**Short task**
Write the data out again, character for character, with no images.

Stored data
-*-

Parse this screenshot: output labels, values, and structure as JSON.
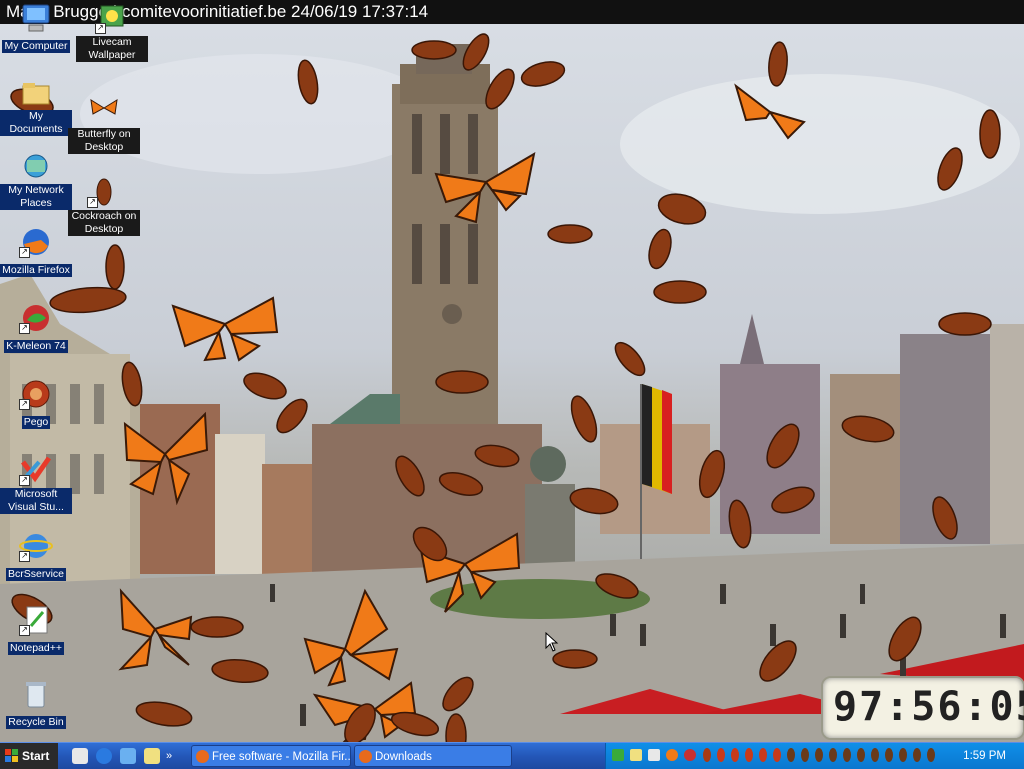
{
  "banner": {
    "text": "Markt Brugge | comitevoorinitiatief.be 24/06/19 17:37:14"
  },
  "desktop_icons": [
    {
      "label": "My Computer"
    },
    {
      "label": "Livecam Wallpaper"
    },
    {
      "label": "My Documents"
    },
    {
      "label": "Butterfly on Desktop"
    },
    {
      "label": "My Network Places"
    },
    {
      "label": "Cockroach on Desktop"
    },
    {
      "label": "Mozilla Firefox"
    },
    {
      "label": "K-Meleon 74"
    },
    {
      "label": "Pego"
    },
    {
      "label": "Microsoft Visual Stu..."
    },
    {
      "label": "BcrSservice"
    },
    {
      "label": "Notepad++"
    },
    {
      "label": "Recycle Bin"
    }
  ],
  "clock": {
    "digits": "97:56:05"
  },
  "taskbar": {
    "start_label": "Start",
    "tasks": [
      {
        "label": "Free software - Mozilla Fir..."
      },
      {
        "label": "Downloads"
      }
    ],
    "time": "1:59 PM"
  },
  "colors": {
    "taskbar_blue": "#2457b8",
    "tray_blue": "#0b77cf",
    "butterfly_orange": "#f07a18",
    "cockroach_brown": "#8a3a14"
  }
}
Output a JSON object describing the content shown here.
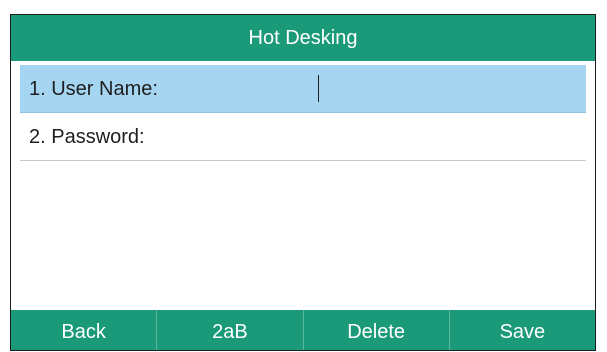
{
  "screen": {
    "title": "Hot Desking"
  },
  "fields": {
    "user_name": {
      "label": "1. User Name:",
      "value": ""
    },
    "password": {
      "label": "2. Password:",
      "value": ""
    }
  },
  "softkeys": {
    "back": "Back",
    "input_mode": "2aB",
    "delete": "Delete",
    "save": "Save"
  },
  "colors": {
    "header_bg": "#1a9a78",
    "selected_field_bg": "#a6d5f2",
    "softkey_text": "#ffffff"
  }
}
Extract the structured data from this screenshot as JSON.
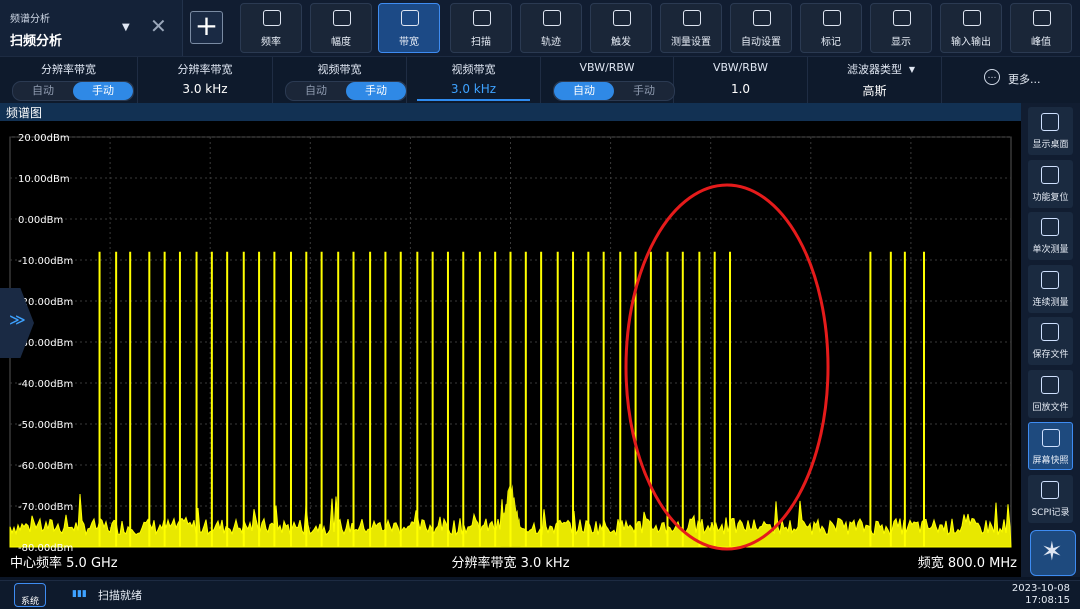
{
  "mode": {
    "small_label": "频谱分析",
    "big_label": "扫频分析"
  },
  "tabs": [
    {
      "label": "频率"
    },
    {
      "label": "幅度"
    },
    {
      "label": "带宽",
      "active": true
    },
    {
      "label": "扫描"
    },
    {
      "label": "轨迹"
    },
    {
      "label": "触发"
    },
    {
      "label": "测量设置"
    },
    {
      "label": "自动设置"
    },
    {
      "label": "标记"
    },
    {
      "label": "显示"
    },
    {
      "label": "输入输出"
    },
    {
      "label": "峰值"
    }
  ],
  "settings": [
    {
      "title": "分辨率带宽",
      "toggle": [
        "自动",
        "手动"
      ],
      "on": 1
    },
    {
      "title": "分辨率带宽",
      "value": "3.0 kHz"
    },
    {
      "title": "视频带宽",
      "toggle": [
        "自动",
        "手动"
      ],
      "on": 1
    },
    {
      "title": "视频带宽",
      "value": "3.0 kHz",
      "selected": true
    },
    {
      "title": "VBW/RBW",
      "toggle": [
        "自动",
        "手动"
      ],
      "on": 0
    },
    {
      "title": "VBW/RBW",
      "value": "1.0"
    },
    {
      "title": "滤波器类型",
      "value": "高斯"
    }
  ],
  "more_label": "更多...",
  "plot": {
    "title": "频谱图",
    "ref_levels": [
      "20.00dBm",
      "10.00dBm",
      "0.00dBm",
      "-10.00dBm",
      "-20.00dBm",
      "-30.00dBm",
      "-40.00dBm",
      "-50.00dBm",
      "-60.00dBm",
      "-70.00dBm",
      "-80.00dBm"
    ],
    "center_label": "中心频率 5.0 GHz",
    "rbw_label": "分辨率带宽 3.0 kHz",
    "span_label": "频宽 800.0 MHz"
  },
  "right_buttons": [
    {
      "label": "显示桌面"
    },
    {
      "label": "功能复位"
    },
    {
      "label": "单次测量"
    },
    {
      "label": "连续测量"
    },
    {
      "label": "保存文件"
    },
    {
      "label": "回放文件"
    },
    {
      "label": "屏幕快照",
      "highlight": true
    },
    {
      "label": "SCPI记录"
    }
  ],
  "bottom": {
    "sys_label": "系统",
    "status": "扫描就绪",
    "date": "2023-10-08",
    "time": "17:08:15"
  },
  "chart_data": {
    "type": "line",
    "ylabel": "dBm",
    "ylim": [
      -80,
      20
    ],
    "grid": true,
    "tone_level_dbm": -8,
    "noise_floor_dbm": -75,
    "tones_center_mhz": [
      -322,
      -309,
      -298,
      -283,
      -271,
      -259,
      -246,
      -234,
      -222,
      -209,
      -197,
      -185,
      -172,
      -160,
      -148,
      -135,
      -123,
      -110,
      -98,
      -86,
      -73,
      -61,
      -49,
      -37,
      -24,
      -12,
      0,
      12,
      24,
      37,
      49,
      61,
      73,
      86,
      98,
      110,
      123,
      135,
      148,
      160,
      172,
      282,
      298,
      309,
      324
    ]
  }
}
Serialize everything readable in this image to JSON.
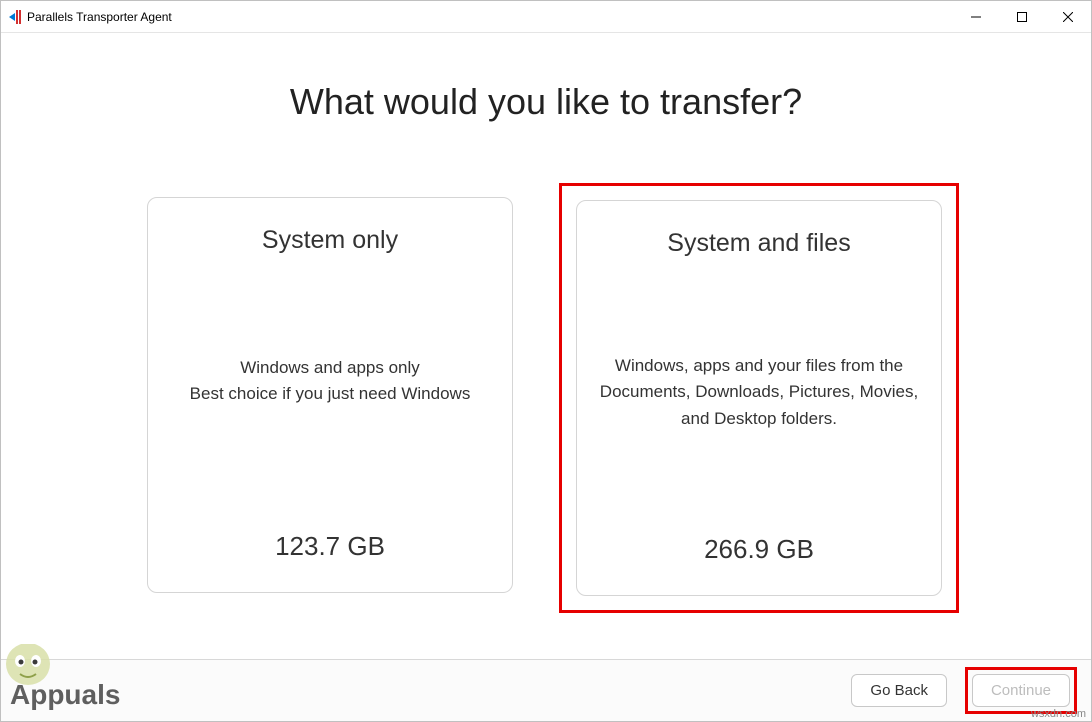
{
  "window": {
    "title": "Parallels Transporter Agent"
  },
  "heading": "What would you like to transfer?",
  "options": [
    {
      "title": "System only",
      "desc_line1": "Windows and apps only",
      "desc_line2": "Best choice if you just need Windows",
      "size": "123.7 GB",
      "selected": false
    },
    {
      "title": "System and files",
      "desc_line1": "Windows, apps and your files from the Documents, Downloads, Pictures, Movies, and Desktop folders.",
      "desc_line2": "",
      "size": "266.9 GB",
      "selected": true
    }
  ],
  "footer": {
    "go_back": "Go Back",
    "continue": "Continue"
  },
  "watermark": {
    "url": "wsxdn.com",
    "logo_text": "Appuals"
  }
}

-*-

**Answer below**
Parse this screenshot: output labels, values, and structure as JSON.
{
  "banner": {
    "text": "Markt Brugge | comitevoorinitiatief.be 24/06/19 17:37:14"
  },
  "desktop_icons": [
    {
      "label": "My Computer"
    },
    {
      "label": "Livecam Wallpaper"
    },
    {
      "label": "My Documents"
    },
    {
      "label": "Butterfly on Desktop"
    },
    {
      "label": "My Network Places"
    },
    {
      "label": "Cockroach on Desktop"
    },
    {
      "label": "Mozilla Firefox"
    },
    {
      "label": "K-Meleon 74"
    },
    {
      "label": "Pego"
    },
    {
      "label": "Microsoft Visual Stu..."
    },
    {
      "label": "BcrSservice"
    },
    {
      "label": "Notepad++"
    },
    {
      "label": "Recycle Bin"
    }
  ],
  "clock": {
    "digits": "97:56:05"
  },
  "taskbar": {
    "start_label": "Start",
    "tasks": [
      {
        "label": "Free software - Mozilla Fir..."
      },
      {
        "label": "Downloads"
      }
    ],
    "time": "1:59 PM"
  },
  "colors": {
    "taskbar_blue": "#2457b8",
    "tray_blue": "#0b77cf",
    "butterfly_orange": "#f07a18",
    "cockroach_brown": "#8a3a14"
  }
}
Output a JSON object describing the content shown here.
{
  "screen": {
    "title": "Hot Desking"
  },
  "fields": {
    "user_name": {
      "label": "1. User Name:",
      "value": ""
    },
    "password": {
      "label": "2. Password:",
      "value": ""
    }
  },
  "softkeys": {
    "back": "Back",
    "input_mode": "2aB",
    "delete": "Delete",
    "save": "Save"
  },
  "colors": {
    "header_bg": "#1a9a78",
    "selected_field_bg": "#a6d5f2",
    "softkey_text": "#ffffff"
  }
}
Extract the structured data from this screenshot as JSON.
{
  "mode": {
    "small_label": "频谱分析",
    "big_label": "扫频分析"
  },
  "tabs": [
    {
      "label": "频率"
    },
    {
      "label": "幅度"
    },
    {
      "label": "带宽",
      "active": true
    },
    {
      "label": "扫描"
    },
    {
      "label": "轨迹"
    },
    {
      "label": "触发"
    },
    {
      "label": "测量设置"
    },
    {
      "label": "自动设置"
    },
    {
      "label": "标记"
    },
    {
      "label": "显示"
    },
    {
      "label": "输入输出"
    },
    {
      "label": "峰值"
    }
  ],
  "settings": [
    {
      "title": "分辨率带宽",
      "toggle": [
        "自动",
        "手动"
      ],
      "on": 1
    },
    {
      "title": "分辨率带宽",
      "value": "3.0 kHz"
    },
    {
      "title": "视频带宽",
      "toggle": [
        "自动",
        "手动"
      ],
      "on": 1
    },
    {
      "title": "视频带宽",
      "value": "3.0 kHz",
      "selected": true
    },
    {
      "title": "VBW/RBW",
      "toggle": [
        "自动",
        "手动"
      ],
      "on": 0
    },
    {
      "title": "VBW/RBW",
      "value": "1.0"
    },
    {
      "title": "滤波器类型",
      "value": "高斯"
    }
  ],
  "more_label": "更多...",
  "plot": {
    "title": "频谱图",
    "ref_levels": [
      "20.00dBm",
      "10.00dBm",
      "0.00dBm",
      "-10.00dBm",
      "-20.00dBm",
      "-30.00dBm",
      "-40.00dBm",
      "-50.00dBm",
      "-60.00dBm",
      "-70.00dBm",
      "-80.00dBm"
    ],
    "center_label": "中心频率 5.0 GHz",
    "rbw_label": "分辨率带宽 3.0 kHz",
    "span_label": "频宽 800.0 MHz"
  },
  "right_buttons": [
    {
      "label": "显示桌面"
    },
    {
      "label": "功能复位"
    },
    {
      "label": "单次测量"
    },
    {
      "label": "连续测量"
    },
    {
      "label": "保存文件"
    },
    {
      "label": "回放文件"
    },
    {
      "label": "屏幕快照",
      "highlight": true
    },
    {
      "label": "SCPI记录"
    }
  ],
  "bottom": {
    "sys_label": "系统",
    "status": "扫描就绪",
    "date": "2023-10-08",
    "time": "17:08:15"
  },
  "chart_data": {
    "type": "line",
    "ylabel": "dBm",
    "ylim": [
      -80,
      20
    ],
    "grid": true,
    "tone_level_dbm": -8,
    "noise_floor_dbm": -75,
    "tones_center_mhz": [
      -322,
      -309,
      -298,
      -283,
      -271,
      -259,
      -246,
      -234,
      -222,
      -209,
      -197,
      -185,
      -172,
      -160,
      -148,
      -135,
      -123,
      -110,
      -98,
      -86,
      -73,
      -61,
      -49,
      -37,
      -24,
      -12,
      0,
      12,
      24,
      37,
      49,
      61,
      73,
      86,
      98,
      110,
      123,
      135,
      148,
      160,
      172,
      282,
      298,
      309,
      324
    ]
  }
}
Serialize everything readable in this image to JSON.
{
  "window": {
    "title": "Parallels Transporter Agent"
  },
  "heading": "What would you like to transfer?",
  "options": [
    {
      "title": "System only",
      "desc_line1": "Windows and apps only",
      "desc_line2": "Best choice if you just need Windows",
      "size": "123.7 GB",
      "selected": false
    },
    {
      "title": "System and files",
      "desc_line1": "Windows, apps and your files from the Documents, Downloads, Pictures, Movies, and Desktop folders.",
      "desc_line2": "",
      "size": "266.9 GB",
      "selected": true
    }
  ],
  "footer": {
    "go_back": "Go Back",
    "continue": "Continue"
  },
  "watermark": {
    "url": "wsxdn.com",
    "logo_text": "Appuals"
  }
}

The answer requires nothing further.